=== MATERIAL SUPPLIED ===
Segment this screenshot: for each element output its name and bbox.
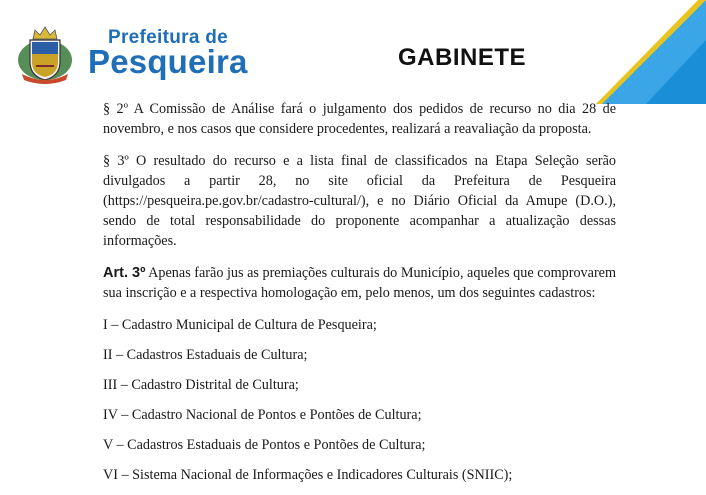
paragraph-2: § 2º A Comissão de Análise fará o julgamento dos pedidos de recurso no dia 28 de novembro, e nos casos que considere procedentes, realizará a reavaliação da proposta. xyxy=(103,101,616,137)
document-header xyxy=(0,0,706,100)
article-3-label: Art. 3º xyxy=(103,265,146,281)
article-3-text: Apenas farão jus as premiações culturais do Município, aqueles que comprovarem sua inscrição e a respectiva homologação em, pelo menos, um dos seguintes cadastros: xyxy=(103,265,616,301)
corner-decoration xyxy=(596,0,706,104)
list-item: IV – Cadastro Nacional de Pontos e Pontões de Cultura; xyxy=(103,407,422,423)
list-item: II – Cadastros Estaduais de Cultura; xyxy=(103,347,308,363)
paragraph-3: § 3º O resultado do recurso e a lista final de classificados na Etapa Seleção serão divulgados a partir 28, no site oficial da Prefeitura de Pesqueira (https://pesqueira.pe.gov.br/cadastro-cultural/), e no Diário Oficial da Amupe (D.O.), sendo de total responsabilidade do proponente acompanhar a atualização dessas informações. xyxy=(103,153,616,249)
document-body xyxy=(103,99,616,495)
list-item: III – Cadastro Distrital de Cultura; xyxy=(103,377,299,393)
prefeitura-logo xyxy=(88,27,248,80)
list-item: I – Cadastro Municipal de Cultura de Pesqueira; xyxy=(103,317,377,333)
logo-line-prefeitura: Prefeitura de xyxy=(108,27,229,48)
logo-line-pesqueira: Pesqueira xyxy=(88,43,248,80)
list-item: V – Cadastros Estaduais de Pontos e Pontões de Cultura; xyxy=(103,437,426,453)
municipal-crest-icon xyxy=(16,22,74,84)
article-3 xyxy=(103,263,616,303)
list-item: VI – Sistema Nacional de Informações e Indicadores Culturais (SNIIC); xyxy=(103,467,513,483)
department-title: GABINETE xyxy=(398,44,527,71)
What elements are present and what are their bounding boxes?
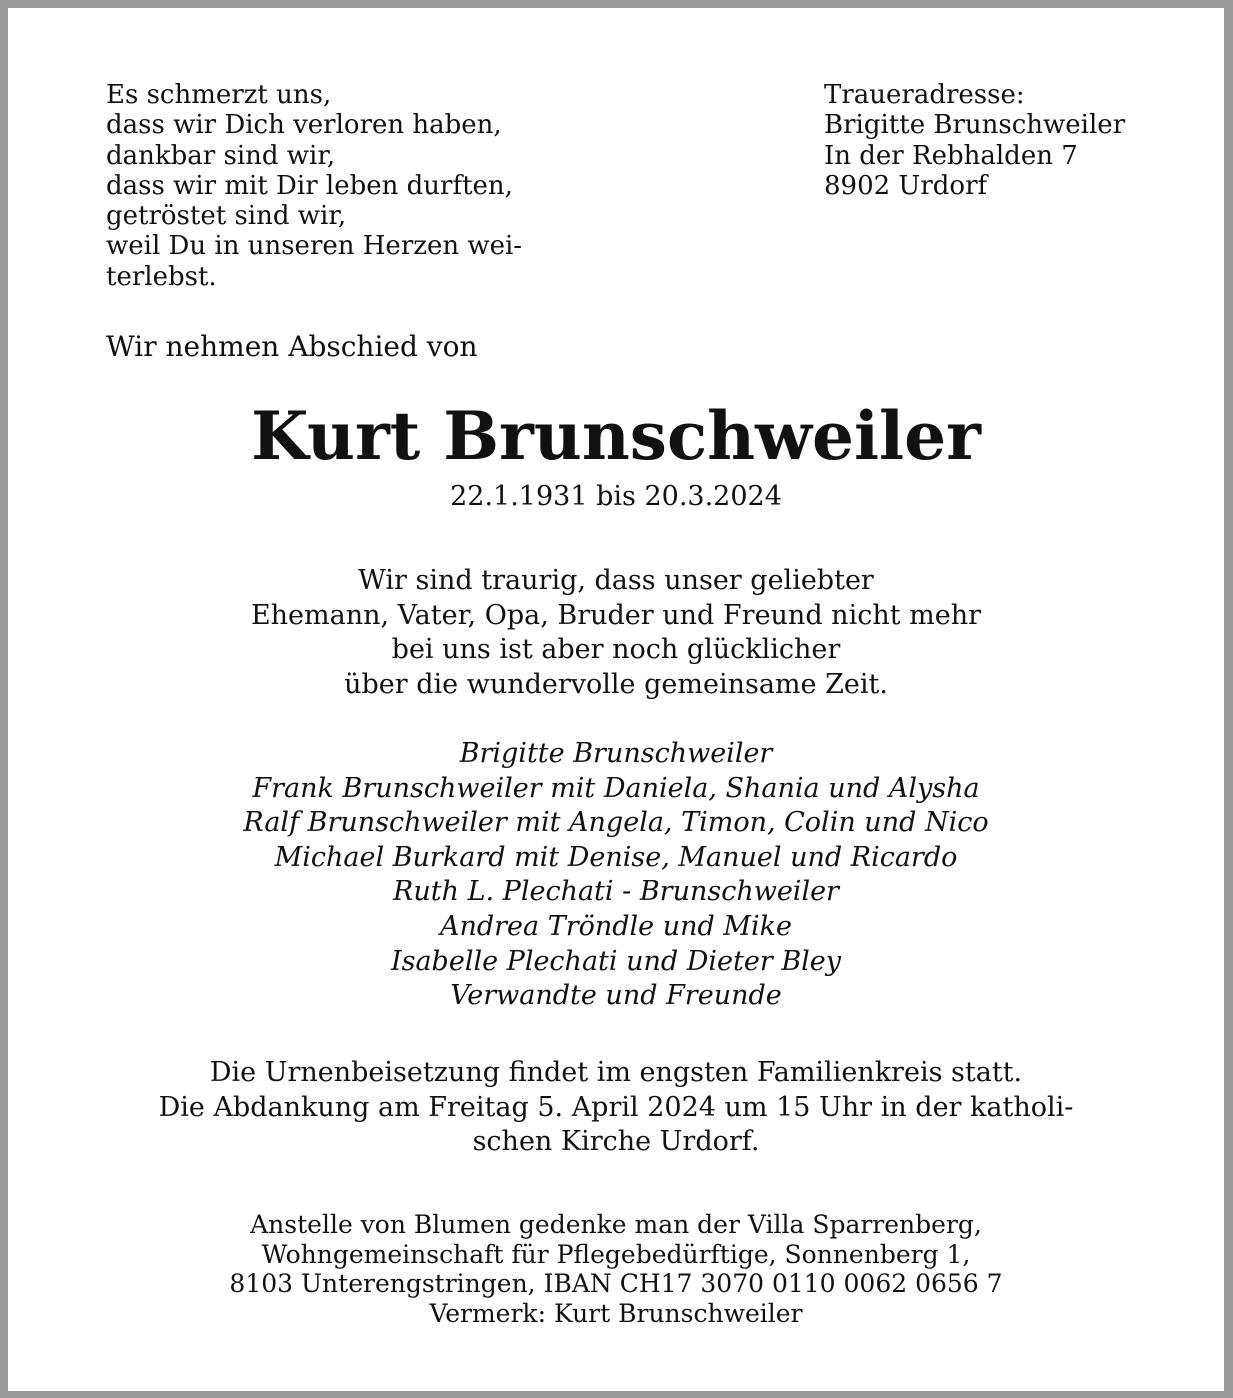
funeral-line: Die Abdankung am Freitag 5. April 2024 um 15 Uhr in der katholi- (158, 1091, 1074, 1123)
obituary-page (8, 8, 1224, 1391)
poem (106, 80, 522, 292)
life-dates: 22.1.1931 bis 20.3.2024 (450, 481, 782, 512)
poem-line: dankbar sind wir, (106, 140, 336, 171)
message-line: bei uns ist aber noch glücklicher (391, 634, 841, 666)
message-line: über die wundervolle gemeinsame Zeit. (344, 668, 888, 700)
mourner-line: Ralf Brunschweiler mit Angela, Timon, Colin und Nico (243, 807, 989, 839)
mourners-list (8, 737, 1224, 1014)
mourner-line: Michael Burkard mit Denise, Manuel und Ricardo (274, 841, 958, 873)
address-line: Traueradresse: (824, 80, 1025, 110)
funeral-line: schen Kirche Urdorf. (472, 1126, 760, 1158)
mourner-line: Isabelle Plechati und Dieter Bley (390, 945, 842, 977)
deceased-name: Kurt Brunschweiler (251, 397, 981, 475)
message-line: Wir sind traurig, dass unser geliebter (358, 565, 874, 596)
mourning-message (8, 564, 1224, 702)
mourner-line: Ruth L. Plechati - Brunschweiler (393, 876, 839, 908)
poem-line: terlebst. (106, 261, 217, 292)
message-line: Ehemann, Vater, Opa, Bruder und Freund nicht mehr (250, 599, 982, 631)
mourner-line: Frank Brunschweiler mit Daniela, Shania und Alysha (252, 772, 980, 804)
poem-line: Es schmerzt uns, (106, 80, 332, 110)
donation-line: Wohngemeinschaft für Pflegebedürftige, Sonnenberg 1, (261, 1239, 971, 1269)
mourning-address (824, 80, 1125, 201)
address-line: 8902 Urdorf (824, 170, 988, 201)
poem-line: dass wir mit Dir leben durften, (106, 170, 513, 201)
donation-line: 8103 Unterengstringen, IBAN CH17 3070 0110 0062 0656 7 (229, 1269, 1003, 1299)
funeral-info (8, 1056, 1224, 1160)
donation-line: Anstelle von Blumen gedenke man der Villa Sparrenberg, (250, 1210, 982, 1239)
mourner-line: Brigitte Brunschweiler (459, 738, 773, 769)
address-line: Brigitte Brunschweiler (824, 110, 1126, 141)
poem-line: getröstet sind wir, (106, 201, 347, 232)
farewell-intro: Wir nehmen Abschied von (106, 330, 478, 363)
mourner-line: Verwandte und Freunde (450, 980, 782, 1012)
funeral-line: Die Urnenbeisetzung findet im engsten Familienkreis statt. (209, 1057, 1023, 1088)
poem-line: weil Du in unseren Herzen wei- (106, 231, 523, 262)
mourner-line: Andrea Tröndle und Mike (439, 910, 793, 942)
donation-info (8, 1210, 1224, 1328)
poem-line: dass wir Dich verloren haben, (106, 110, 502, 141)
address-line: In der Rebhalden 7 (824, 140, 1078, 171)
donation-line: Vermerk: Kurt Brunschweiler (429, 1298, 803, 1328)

=== INSTRUCTIONS TO FOLLOW ===
State how many lines of the records above contain the string "recurso". Give only the number.

=== ANSWER BELOW ===
2